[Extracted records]
----------------
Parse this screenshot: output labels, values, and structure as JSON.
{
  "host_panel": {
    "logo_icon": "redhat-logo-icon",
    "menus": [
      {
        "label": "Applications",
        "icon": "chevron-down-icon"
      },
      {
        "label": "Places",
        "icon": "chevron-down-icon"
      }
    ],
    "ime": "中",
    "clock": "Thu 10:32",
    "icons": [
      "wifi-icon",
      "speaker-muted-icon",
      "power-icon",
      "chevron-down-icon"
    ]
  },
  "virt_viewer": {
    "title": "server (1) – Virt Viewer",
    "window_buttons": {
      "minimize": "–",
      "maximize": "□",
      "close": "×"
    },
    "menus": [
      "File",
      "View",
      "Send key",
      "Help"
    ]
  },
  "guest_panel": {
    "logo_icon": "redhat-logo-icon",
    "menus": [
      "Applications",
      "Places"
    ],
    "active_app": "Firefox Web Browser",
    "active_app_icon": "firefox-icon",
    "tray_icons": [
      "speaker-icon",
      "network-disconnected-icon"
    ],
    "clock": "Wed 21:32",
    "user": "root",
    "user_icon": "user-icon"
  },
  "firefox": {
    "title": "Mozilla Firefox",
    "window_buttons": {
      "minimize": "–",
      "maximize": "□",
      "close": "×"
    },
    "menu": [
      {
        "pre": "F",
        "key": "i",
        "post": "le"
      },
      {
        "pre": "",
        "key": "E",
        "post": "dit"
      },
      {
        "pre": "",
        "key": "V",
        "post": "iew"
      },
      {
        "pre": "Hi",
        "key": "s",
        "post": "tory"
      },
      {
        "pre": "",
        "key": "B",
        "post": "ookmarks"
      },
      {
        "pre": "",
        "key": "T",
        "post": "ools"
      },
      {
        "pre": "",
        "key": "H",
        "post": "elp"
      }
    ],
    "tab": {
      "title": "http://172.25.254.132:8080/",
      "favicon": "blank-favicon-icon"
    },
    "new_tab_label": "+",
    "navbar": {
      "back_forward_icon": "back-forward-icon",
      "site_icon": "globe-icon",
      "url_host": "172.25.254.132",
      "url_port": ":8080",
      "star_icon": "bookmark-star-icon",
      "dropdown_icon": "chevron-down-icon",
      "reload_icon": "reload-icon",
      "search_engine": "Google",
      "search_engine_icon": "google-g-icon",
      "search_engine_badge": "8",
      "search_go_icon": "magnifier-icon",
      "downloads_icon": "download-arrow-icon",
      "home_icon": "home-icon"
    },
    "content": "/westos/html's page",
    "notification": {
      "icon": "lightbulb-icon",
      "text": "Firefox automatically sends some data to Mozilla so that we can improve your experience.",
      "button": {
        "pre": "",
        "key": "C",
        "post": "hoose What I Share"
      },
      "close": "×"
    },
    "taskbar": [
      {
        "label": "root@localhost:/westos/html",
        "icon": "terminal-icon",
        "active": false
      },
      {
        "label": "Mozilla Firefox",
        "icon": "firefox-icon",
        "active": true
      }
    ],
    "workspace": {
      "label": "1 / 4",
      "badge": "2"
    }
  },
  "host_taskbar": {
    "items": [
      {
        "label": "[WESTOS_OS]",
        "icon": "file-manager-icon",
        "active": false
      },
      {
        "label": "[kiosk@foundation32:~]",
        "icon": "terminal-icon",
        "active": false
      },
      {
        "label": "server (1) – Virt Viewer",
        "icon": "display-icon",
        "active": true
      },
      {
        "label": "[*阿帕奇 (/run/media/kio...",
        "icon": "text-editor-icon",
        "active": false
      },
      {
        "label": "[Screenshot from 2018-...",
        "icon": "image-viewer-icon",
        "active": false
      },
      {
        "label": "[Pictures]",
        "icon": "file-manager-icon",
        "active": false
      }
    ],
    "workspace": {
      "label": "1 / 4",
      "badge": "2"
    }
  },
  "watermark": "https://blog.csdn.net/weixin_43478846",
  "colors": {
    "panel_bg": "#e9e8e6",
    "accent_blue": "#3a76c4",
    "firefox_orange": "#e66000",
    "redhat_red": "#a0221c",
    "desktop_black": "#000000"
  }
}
----------------
Requirements: All of the entries above need to be reproduced exactly.

Output:
Parse this screenshot: output labels, values, and structure as JSON.
{
  "host_panel": {
    "logo_icon": "redhat-logo-icon",
    "menus": [
      {
        "label": "Applications",
        "icon": "chevron-down-icon"
      },
      {
        "label": "Places",
        "icon": "chevron-down-icon"
      }
    ],
    "ime": "中",
    "clock": "Thu 10:32",
    "icons": [
      "wifi-icon",
      "speaker-muted-icon",
      "power-icon",
      "chevron-down-icon"
    ]
  },
  "virt_viewer": {
    "title": "server (1) – Virt Viewer",
    "window_buttons": {
      "minimize": "–",
      "maximize": "□",
      "close": "×"
    },
    "menus": [
      "File",
      "View",
      "Send key",
      "Help"
    ]
  },
  "guest_panel": {
    "logo_icon": "redhat-logo-icon",
    "menus": [
      "Applications",
      "Places"
    ],
    "active_app": "Firefox Web Browser",
    "active_app_icon": "firefox-icon",
    "tray_icons": [
      "speaker-icon",
      "network-disconnected-icon"
    ],
    "clock": "Wed 21:32",
    "user": "root",
    "user_icon": "user-icon"
  },
  "firefox": {
    "title": "Mozilla Firefox",
    "window_buttons": {
      "minimize": "–",
      "maximize": "□",
      "close": "×"
    },
    "menu": [
      {
        "pre": "F",
        "key": "i",
        "post": "le"
      },
      {
        "pre": "",
        "key": "E",
        "post": "dit"
      },
      {
        "pre": "",
        "key": "V",
        "post": "iew"
      },
      {
        "pre": "Hi",
        "key": "s",
        "post": "tory"
      },
      {
        "pre": "",
        "key": "B",
        "post": "ookmarks"
      },
      {
        "pre": "",
        "key": "T",
        "post": "ools"
      },
      {
        "pre": "",
        "key": "H",
        "post": "elp"
      }
    ],
    "tab": {
      "title": "http://172.25.254.132:8080/",
      "favicon": "blank-favicon-icon"
    },
    "new_tab_label": "+",
    "navbar": {
      "back_forward_icon": "back-forward-icon",
      "site_icon": "globe-icon",
      "url_host": "172.25.254.132",
      "url_port": ":8080",
      "star_icon": "bookmark-star-icon",
      "dropdown_icon": "chevron-down-icon",
      "reload_icon": "reload-icon",
      "search_engine": "Google",
      "search_engine_icon": "google-g-icon",
      "search_engine_badge": "8",
      "search_go_icon": "magnifier-icon",
      "downloads_icon": "download-arrow-icon",
      "home_icon": "home-icon"
    },
    "content": "/westos/html's page",
    "notification": {
      "icon": "lightbulb-icon",
      "text": "Firefox automatically sends some data to Mozilla so that we can improve your experience.",
      "button": {
        "pre": "",
        "key": "C",
        "post": "hoose What I Share"
      },
      "close": "×"
    },
    "taskbar": [
      {
        "label": "root@localhost:/westos/html",
        "icon": "terminal-icon",
        "active": false
      },
      {
        "label": "Mozilla Firefox",
        "icon": "firefox-icon",
        "active": true
      }
    ],
    "workspace": {
      "label": "1 / 4",
      "badge": "2"
    }
  },
  "host_taskbar": {
    "items": [
      {
        "label": "[WESTOS_OS]",
        "icon": "file-manager-icon",
        "active": false
      },
      {
        "label": "[kiosk@foundation32:~]",
        "icon": "terminal-icon",
        "active": false
      },
      {
        "label": "server (1) – Virt Viewer",
        "icon": "display-icon",
        "active": true
      },
      {
        "label": "[*阿帕奇 (/run/media/kio...",
        "icon": "text-editor-icon",
        "active": false
      },
      {
        "label": "[Screenshot from 2018-...",
        "icon": "image-viewer-icon",
        "active": false
      },
      {
        "label": "[Pictures]",
        "icon": "file-manager-icon",
        "active": false
      }
    ],
    "workspace": {
      "label": "1 / 4",
      "badge": "2"
    }
  },
  "watermark": "https://blog.csdn.net/weixin_43478846",
  "colors": {
    "panel_bg": "#e9e8e6",
    "accent_blue": "#3a76c4",
    "firefox_orange": "#e66000",
    "redhat_red": "#a0221c",
    "desktop_black": "#000000"
  }
}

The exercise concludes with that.